§ Short task: Review the material line by line. Identify and copy every line that contains the string "text".

(Records from a dataset)
►
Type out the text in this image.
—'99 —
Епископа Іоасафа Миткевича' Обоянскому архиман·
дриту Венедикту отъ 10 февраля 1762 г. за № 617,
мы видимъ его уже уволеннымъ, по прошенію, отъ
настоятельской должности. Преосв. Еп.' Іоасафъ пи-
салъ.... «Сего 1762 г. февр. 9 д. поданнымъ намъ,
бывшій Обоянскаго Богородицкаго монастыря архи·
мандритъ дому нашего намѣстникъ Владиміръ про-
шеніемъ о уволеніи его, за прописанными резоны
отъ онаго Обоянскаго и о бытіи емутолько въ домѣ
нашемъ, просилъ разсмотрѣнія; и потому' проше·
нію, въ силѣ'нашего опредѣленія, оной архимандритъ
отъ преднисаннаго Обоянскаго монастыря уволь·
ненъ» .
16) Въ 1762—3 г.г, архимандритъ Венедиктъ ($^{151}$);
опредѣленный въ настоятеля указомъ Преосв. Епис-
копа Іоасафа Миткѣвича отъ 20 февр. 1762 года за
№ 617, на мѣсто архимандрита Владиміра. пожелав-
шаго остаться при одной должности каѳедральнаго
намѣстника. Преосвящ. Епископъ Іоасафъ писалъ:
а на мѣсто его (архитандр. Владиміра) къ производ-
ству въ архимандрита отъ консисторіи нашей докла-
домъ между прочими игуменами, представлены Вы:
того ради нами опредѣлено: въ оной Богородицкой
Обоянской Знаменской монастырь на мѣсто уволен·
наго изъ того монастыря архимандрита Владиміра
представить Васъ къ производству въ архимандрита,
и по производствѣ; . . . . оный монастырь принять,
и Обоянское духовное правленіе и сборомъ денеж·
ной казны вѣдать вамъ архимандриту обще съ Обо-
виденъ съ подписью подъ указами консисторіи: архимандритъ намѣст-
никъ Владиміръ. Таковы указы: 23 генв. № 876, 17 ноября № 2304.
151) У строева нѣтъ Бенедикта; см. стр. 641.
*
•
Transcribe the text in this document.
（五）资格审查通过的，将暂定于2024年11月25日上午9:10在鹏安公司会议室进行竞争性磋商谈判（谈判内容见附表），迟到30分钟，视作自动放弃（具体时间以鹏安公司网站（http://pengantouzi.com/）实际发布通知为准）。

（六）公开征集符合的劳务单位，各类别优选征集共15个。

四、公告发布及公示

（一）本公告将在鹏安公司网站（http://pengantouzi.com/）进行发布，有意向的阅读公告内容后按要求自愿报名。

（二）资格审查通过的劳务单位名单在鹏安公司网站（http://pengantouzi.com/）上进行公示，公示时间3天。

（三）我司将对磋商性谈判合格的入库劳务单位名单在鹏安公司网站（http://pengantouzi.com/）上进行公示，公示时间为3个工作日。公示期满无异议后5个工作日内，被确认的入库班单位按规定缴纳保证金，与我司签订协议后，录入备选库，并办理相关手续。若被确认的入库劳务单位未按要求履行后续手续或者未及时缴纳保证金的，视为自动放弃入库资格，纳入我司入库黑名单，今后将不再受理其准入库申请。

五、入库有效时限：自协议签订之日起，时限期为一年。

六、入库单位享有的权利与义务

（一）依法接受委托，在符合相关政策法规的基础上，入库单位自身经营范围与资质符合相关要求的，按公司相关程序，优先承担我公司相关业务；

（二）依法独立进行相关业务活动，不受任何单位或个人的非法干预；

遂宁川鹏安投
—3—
◄
§ Written response:
Type out the text in this image.
Transcribe the text in this document.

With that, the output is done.